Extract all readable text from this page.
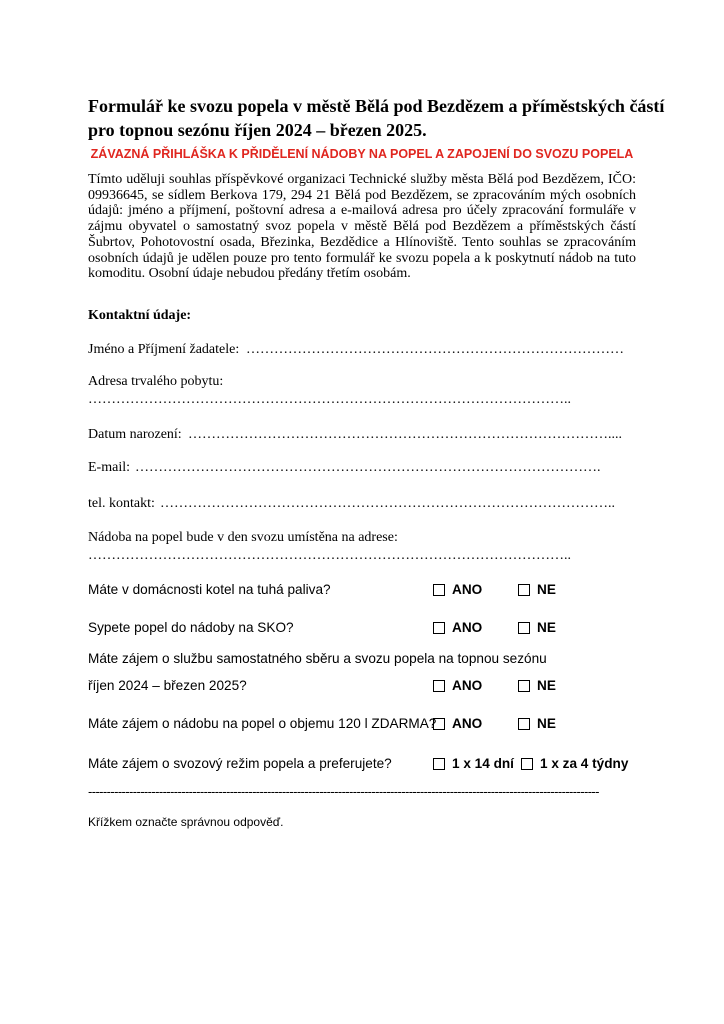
Formulář ke svozu popela v městě Bělá pod Bezdězem a příměstských částí
pro topnou sezónu říjen 2024 – březen 2025.
ZÁVAZNÁ PŘIHLÁŠKA K PŘIDĚLENÍ NÁDOBY NA POPEL A ZAPOJENÍ DO SVOZU POPELA
Tímto uděluji souhlas příspěvkové organizaci Technické služby města Bělá pod Bezdězem, IČO: 09936645, se sídlem Berkova 179, 294 21 Bělá pod Bezdězem, se zpracováním mých osobních údajů: jméno a příjmení, poštovní adresa a e-mailová adresa pro účely zpracování formuláře v zájmu obyvatel o samostatný svoz popela v městě Bělá pod Bezdězem a příměstských částí Šubrtov, Pohotovostní osada, Březinka, Bezdědice a Hlínoviště. Tento souhlas se zpracováním osobních údajů je udělen pouze pro tento formulář ke svozu popela a k poskytnutí nádob na tuto komoditu. Osobní údaje nebudou předány třetím osobám.
Kontaktní údaje:
Jméno a Příjmení žadatele: ………………………………………………………………………
Adresa trvalého pobytu:
…………………………………………………………………………………………..
Datum narození: ………………………………………………………………………………....
E-mail: ……………………………………………………………………………………….
tel. kontakt: ……………………………………………………………………………………..
Nádoba na popel bude v den svozu umístěna na adrese:
…………………………………………………………………………………………..
Máte v domácnosti kotel na tuhá paliva?	ANO	NE
Sypete popel do nádoby na SKO?	ANO	NE
Máte zájem o službu samostatného sběru a svozu popela na topnou sezónu
říjen 2024 – březen 2025?	ANO	NE
Máte zájem o nádobu na popel o objemu 120 l ZDARMA? ANO	NE
Máte zájem o svozový režim popela a preferujete?	1 x 14 dní 1 x za 4 týdny
-----------------------------------------------------------------------------------------------------------------------------------------
Křížkem označte správnou odpověď.
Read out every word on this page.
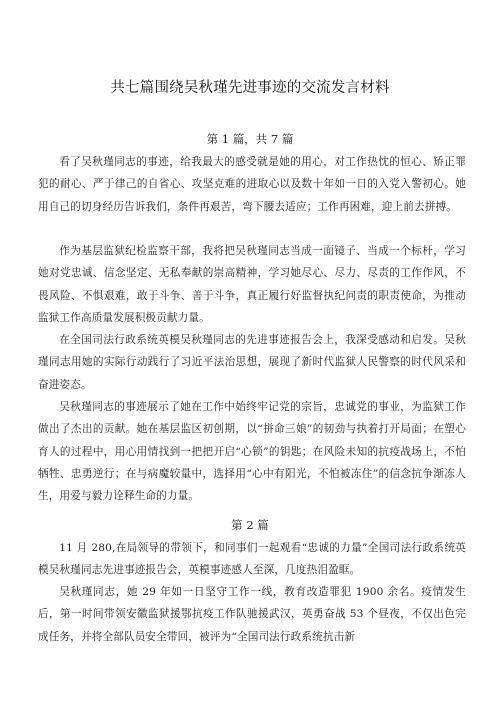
共七篇围绕吴秋瑾先进事迹的交流发言材料
第 1 篇，共 7 篇

看了吴秋瑾同志的事迹，给我最大的感受就是她的用心，对工作热忱的恒心、矫正罪犯的耐心、严于律己的自省心、攻坚克难的进取心以及数十年如一日的入党入警初心。她用自己的切身经历告诉我们，条件再艰苦，弯下腰去适应；工作再困难，迎上前去拼搏。

作为基层监狱纪检监察干部，我将把吴秋瑾同志当成一面镜子、当成一个标杆，学习她对党忠诚、信念坚定、无私奉献的崇高精神，学习她尽心、尽力、尽责的工作作风，不畏风险、不惧艰难，敢于斗争、善于斗争，真正履行好监督执纪问责的职责使命，为推动监狱工作高质量发展积极贡献力量。

在全国司法行政系统英模吴秋瑾同志的先进事迹报告会上，我深受感动和启发。吴秋瑾同志用她的实际行动践行了习近平法治思想，展现了新时代监狱人民警察的时代风采和奋进姿态。

吴秋瑾同志的事迹展示了她在工作中始终牢记党的宗旨，忠诚党的事业，为监狱工作做出了杰出的贡献。她在基层监区初创期，以“拼命三娘”的韧劲与执着打开局面；在塑心育人的过程中，用心用情找到一把把开启“心锁”的钥匙；在风险未知的抗疫战场上，不怕牺牲、忠勇逆行；在与病魔较量中，选择用“心中有阳光，不怕被冻住”的信念抗争渐冻人生，用爱与毅力诠释生命的力量。

第 2 篇

11 月 280,在局领导的带领下，和同事们一起观看“忠诚的力量”全国司法行政系统英模吴秋瑾同志先进事迹报告会，英模事迹感人至深，几度热泪盈眶。

吴秋瑾同志，她 29 年如一日坚守工作一线，教育改造罪犯 1900 余名。疫情发生后，第一时间带领安徽监狱援鄂抗疫工作队驰援武汉，英勇奋战 53 个昼夜，不仅出色完成任务，并将全部队员安全带回，被评为“全国司法行政系统抗击新
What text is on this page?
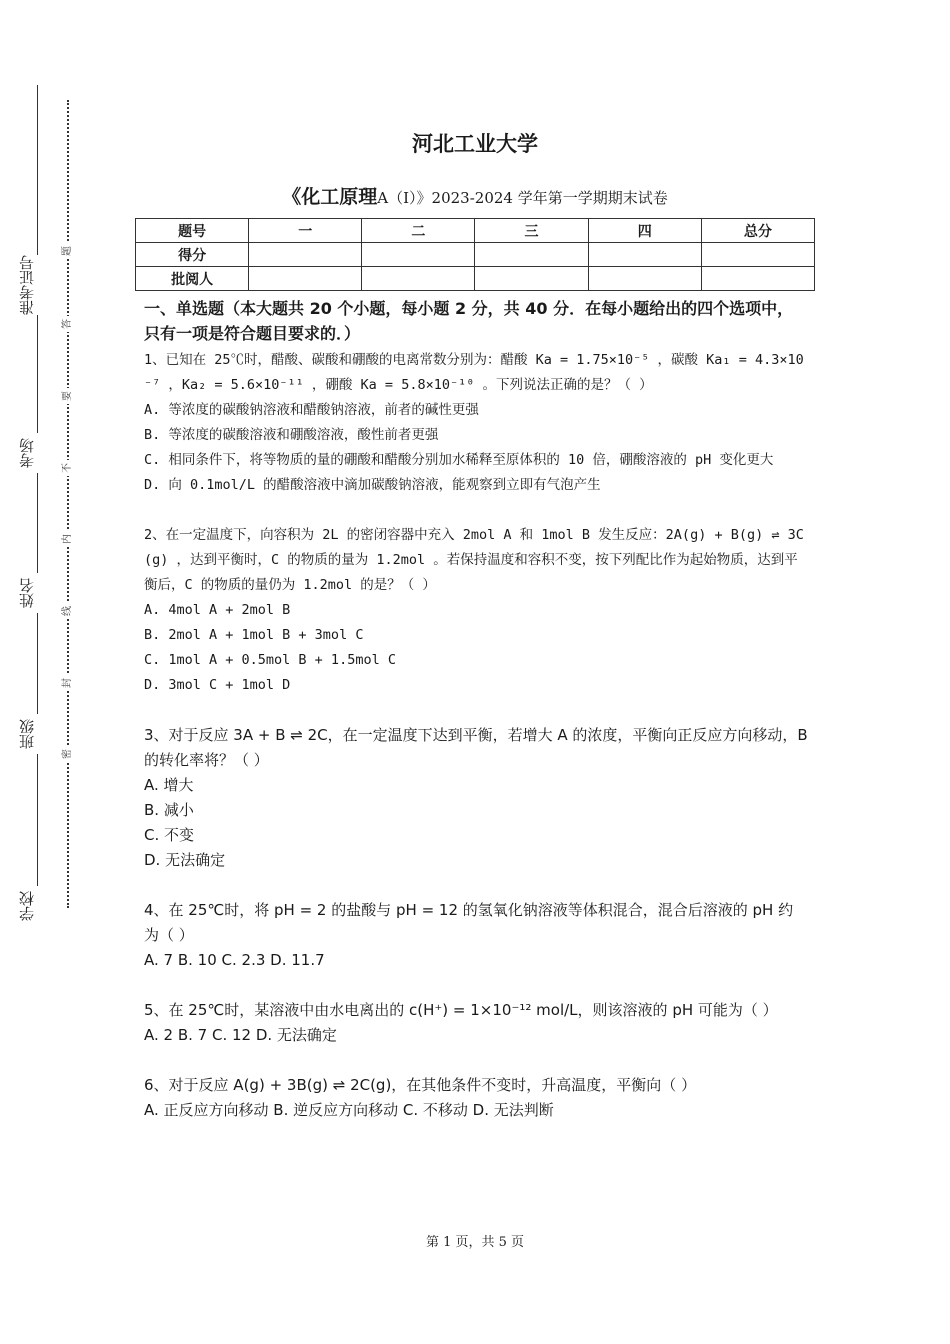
准考证号
考场
姓名
班级
学校
题
答
要
不
内
线
封
密
河北工业大学
《化工原理A（I）》2023-2024 学年第一学期期末试卷
题号	一	二	三	四	总分
得分					
批阅人					

一、单选题（本大题共 20 个小题，每小题 2 分，共 40 分．在每小题给出的四个选项中，只有一项是符合题目要求的．）

1、已知在 25℃时，醋酸、碳酸和硼酸的电离常数分别为：醋酸 Ka = 1.75×10⁻⁵ ，碳酸 Ka₁ = 4.3×10⁻⁷ ，Ka₂ = 5.6×10⁻¹¹ ，硼酸 Ka = 5.8×10⁻¹⁰ 。下列说法正确的是？（ ）

A. 等浓度的碳酸钠溶液和醋酸钠溶液，前者的碱性更强

B. 等浓度的碳酸溶液和硼酸溶液，酸性前者更强

C. 相同条件下，将等物质的量的硼酸和醋酸分别加水稀释至原体积的 10 倍，硼酸溶液的 pH 变化更大

D. 向 0.1mol/L 的醋酸溶液中滴加碳酸钠溶液，能观察到立即有气泡产生

2、在一定温度下，向容积为 2L 的密闭容器中充入 2mol A 和 1mol B 发生反应：2A(g) + B(g) ⇌ 3C(g) ，达到平衡时，C 的物质的量为 1.2mol 。若保持温度和容积不变，按下列配比作为起始物质，达到平衡后，C 的物质的量仍为 1.2mol 的是？（ ）

A. 4mol A + 2mol B

B. 2mol A + 1mol B + 3mol C

C. 1mol A + 0.5mol B + 1.5mol C

D. 3mol C + 1mol D

3、对于反应 3A + B ⇌ 2C，在一定温度下达到平衡，若增大 A 的浓度，平衡向正反应方向移动，B 的转化率将？（ ）

A. 增大

B. 减小

C. 不变

D. 无法确定

4、在 25℃时，将 pH = 2 的盐酸与 pH = 12 的氢氧化钠溶液等体积混合，混合后溶液的 pH 约为（ ）

A. 7 B. 10 C. 2.3 D. 11.7

5、在 25℃时，某溶液中由水电离出的 c(H⁺) = 1×10⁻¹² mol/L，则该溶液的 pH 可能为（ ）

A. 2 B. 7 C. 12 D. 无法确定

6、对于反应 A(g) + 3B(g) ⇌ 2C(g)，在其他条件不变时，升高温度，平衡向（ ）

A. 正反应方向移动 B. 逆反应方向移动 C. 不移动 D. 无法判断

第 1 页，共 5 页
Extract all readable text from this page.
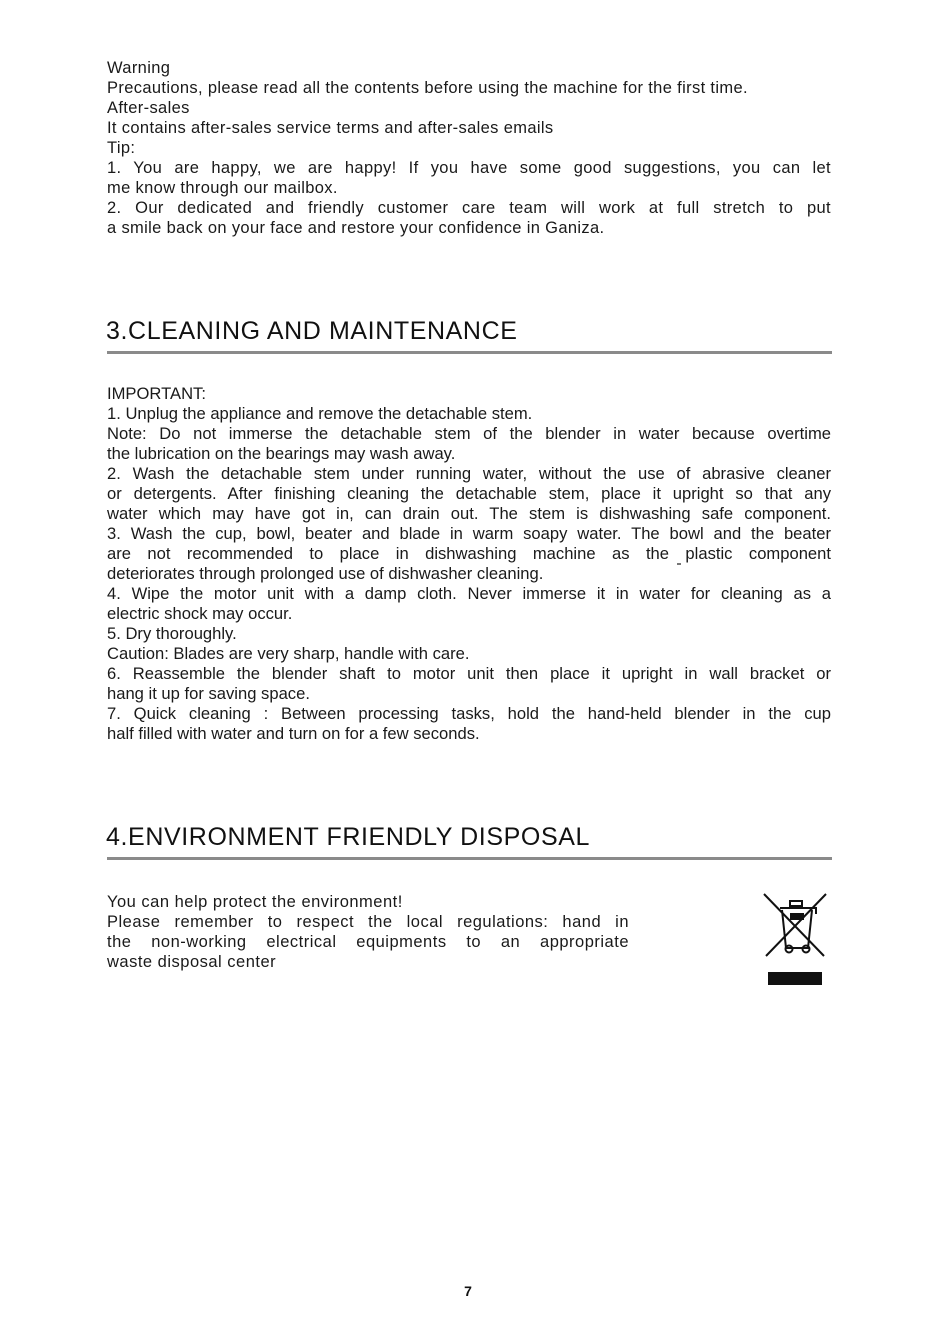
Warning
Precautions, please read all the contents before using the machine for the first time.
After-sales
It contains after-sales service terms and after-sales emails
Tip:
1. You are happy, we are happy! If you have some good suggestions, you can let
me know through our mailbox.
2. Our dedicated and friendly customer care team will work at full stretch to put
a smile back on your face and restore your confidence in Ganiza.
3.CLEANING AND MAINTENANCE
IMPORTANT:
1. Unplug the appliance and remove the detachable stem.
Note: Do not immerse the detachable stem of the blender in water because overtime
the lubrication on the bearings may wash away.
2. Wash the detachable stem under running water, without the use of abrasive cleaner
or detergents. After finishing cleaning the detachable stem, place it upright so that any
water which may have got in, can drain out. The stem is dishwashing safe component.
3. Wash the cup, bowl, beater and blade in warm soapy water. The bowl and the beater
are not recommended to place in dishwashing machine as the plastic component
deteriorates through prolonged use of dishwasher cleaning.
4. Wipe the motor unit with a damp cloth. Never immerse it in water for cleaning as a
electric shock may occur.
5. Dry thoroughly.
Caution: Blades are very sharp, handle with care.
6. Reassemble the blender shaft to motor unit then place it upright in wall bracket or
hang it up for saving space.
7. Quick cleaning : Between processing tasks, hold the hand-held blender in the cup
half filled with water and turn on for a few seconds.
4.ENVIRONMENT FRIENDLY DISPOSAL
You can help protect the environment!
Please remember to respect the local regulations: hand in
the non-working electrical equipments to an appropriate
waste disposal center
7
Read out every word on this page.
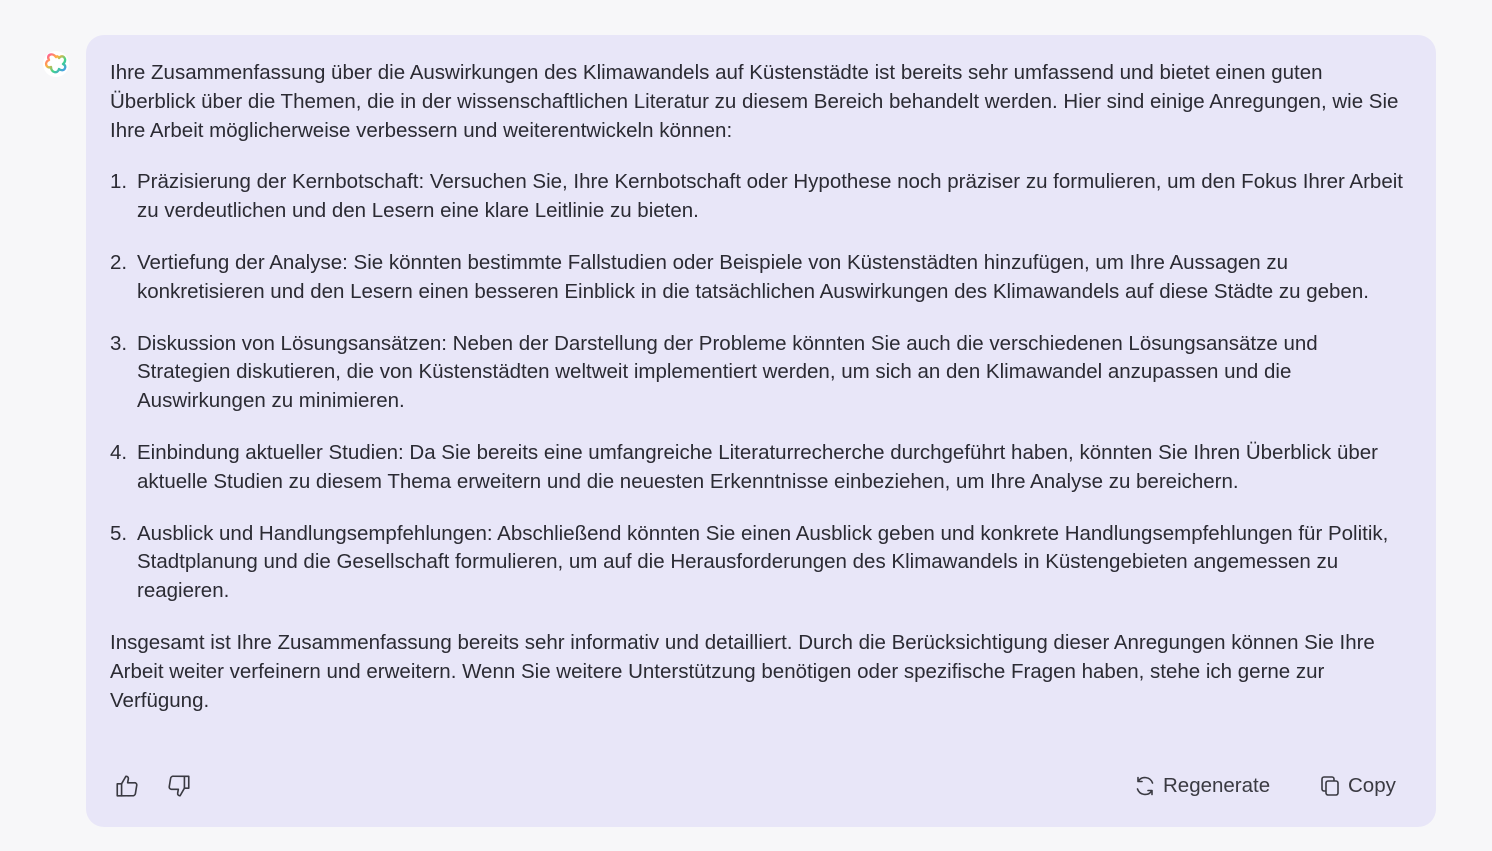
Ihre Zusammenfassung über die Auswirkungen des Klimawandels auf Küstenstädte ist bereits sehr umfassend und bietet einen guten Überblick über die Themen, die in der wissenschaftlichen Literatur zu diesem Bereich behandelt werden. Hier sind einige Anregungen, wie Sie Ihre Arbeit möglicherweise verbessern und weiterentwickeln können:

1. Präzisierung der Kernbotschaft: Versuchen Sie, Ihre Kernbotschaft oder Hypothese noch präziser zu formulieren, um den Fokus Ihrer Arbeit zu verdeutlichen und den Lesern eine klare Leitlinie zu bieten.
2. Vertiefung der Analyse: Sie könnten bestimmte Fallstudien oder Beispiele von Küstenstädten hinzufügen, um Ihre Aussagen zu konkretisieren und den Lesern einen besseren Einblick in die tatsächlichen Auswirkungen des Klimawandels auf diese Städte zu geben.
3. Diskussion von Lösungsansätzen: Neben der Darstellung der Probleme könnten Sie auch die verschiedenen Lösungsansätze und Strategien diskutieren, die von Küstenstädten weltweit implementiert werden, um sich an den Klimawandel anzupassen und die Auswirkungen zu minimieren.
4. Einbindung aktueller Studien: Da Sie bereits eine umfangreiche Literaturrecherche durchgeführt haben, könnten Sie Ihren Überblick über aktuelle Studien zu diesem Thema erweitern und die neuesten Erkenntnisse einbeziehen, um Ihre Analyse zu bereichern.
5. Ausblick und Handlungsempfehlungen: Abschließend könnten Sie einen Ausblick geben und konkrete Handlungsempfehlungen für Politik, Stadtplanung und die Gesellschaft formulieren, um auf die Herausforderungen des Klimawandels in Küstengebieten angemessen zu reagieren.

Insgesamt ist Ihre Zusammenfassung bereits sehr informativ und detailliert. Durch die Berücksichtigung dieser Anregungen können Sie Ihre Arbeit weiter verfeinern und erweitern. Wenn Sie weitere Unterstützung benötigen oder spezifische Fragen haben, stehe ich gerne zur Verfügung.

Regenerate	Copy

____________

§ **What is asked**:
In the records above, tally the lines where the word "unit" appears, and give the number and nothing else.

§ **Output**:
2